Given problem
Check every line below for the string "类比复数", and copy the lines that contain it.

----

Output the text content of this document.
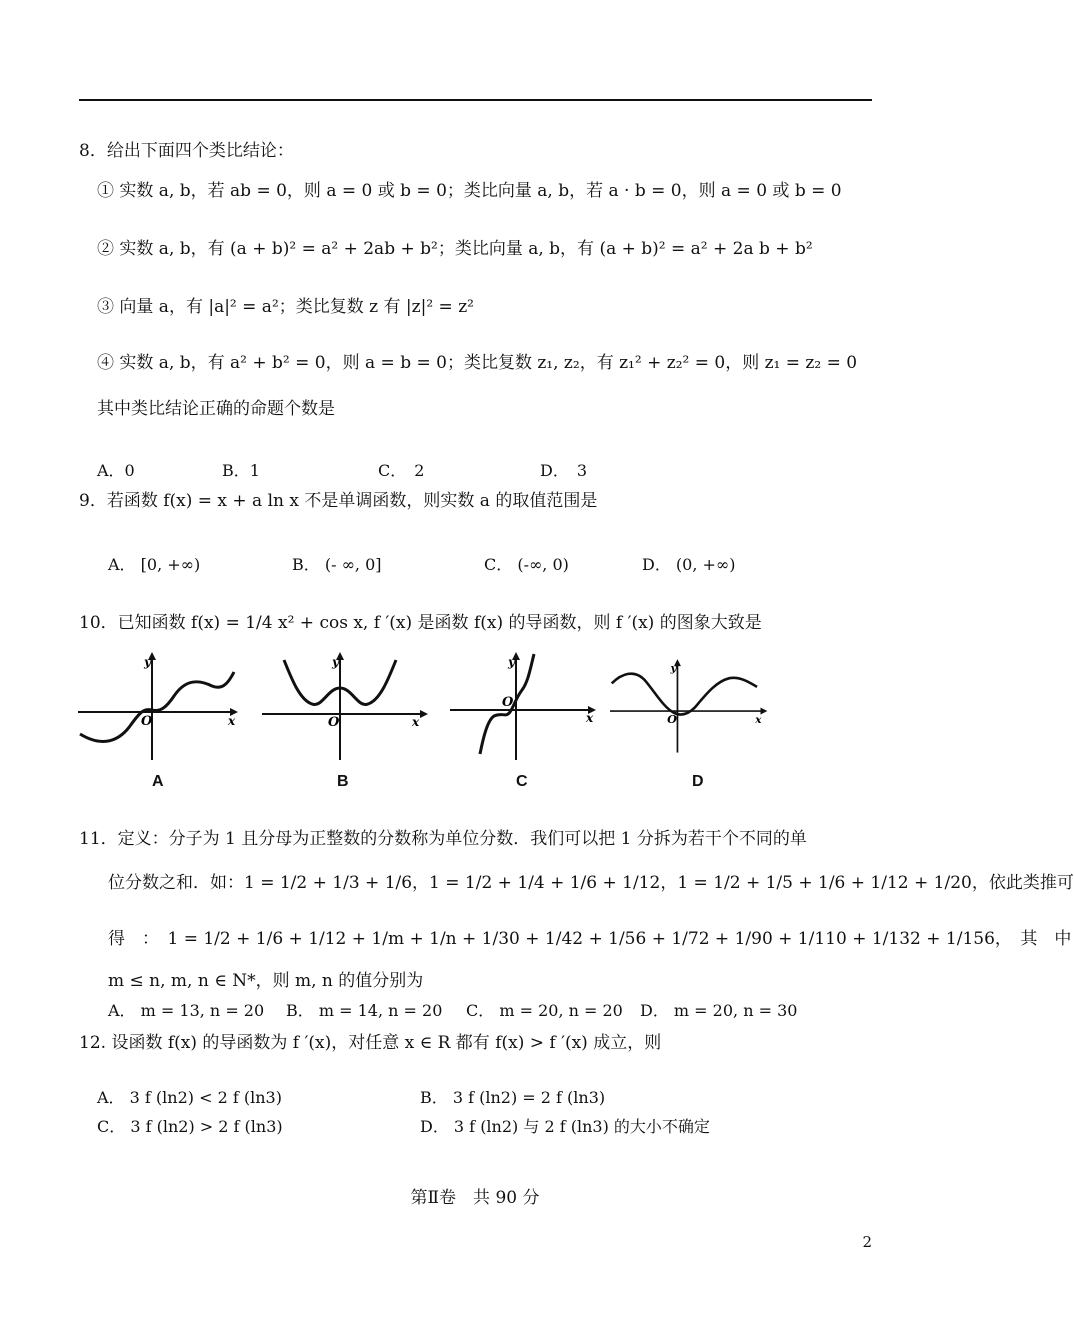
8．给出下面四个类比结论：
① 实数 a, b，若 ab = 0，则 a = 0 或 b = 0；类比向量 a, b，若 a · b = 0，则 a = 0 或 b = 0
② 实数 a, b，有 (a + b)² = a² + 2ab + b²；类比向量 a, b，有 (a + b)² = a² + 2a b + b²
③ 向量 a，有 |a|² = a²；类比复数 z 有 |z|² = z²
④ 实数 a, b，有 a² + b² = 0，则 a = b = 0；类比复数 z₁, z₂，有 z₁² + z₂² = 0，则 z₁ = z₂ = 0
其中类比结论正确的命题个数是
A．0	B．1	C．　2	D．　3
9．若函数 f(x) = x + a ln x 不是单调函数，则实数 a 的取值范围是
A． [0, +∞)	B． (- ∞, 0]	C． (-∞, 0)	D． (0, +∞)
10．已知函数 f(x) = 1/4 x² + cos x, f ′(x) 是函数 f(x) 的导函数，则 f ′(x) 的图象大致是
y
x
O
A
y
x
O
B
y
x
O
C
y
x
O
D
11．定义：分子为 1 且分母为正整数的分数称为单位分数．我们可以把 1 分拆为若干个不同的单
位分数之和．如：1 = 1/2 + 1/3 + 1/6，1 = 1/2 + 1/4 + 1/6 + 1/12，1 = 1/2 + 1/5 + 1/6 + 1/12 + 1/20，依此类推可
得　：　1 = 1/2 + 1/6 + 1/12 + 1/m + 1/n + 1/30 + 1/42 + 1/56 + 1/72 + 1/90 + 1/110 + 1/132 + 1/156，　其　中
m ≤ n, m, n ∈ N*，则 m, n 的值分别为
A． m = 13, n = 20 B． m = 14, n = 20 C． m = 20, n = 20 D． m = 20, n = 30
12. 设函数 f(x) 的导函数为 f ′(x)，对任意 x ∈ R 都有 f(x) > f ′(x) 成立，则
A． 3 f (ln2) < 2 f (ln3)	B． 3 f (ln2) = 2 f (ln3)
C． 3 f (ln2) > 2 f (ln3)	D． 3 f (ln2) 与 2 f (ln3) 的大小不确定
第Ⅱ卷　共 90 分
2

----

Correct response
③ 向量 a，有 |a|² = a²；类比复数 z 有 |z|² = z²
④ 实数 a, b，有 a² + b² = 0，则 a = b = 0；类比复数 z₁, z₂，有 z₁² + z₂² = 0，则 z₁ = z₂ = 0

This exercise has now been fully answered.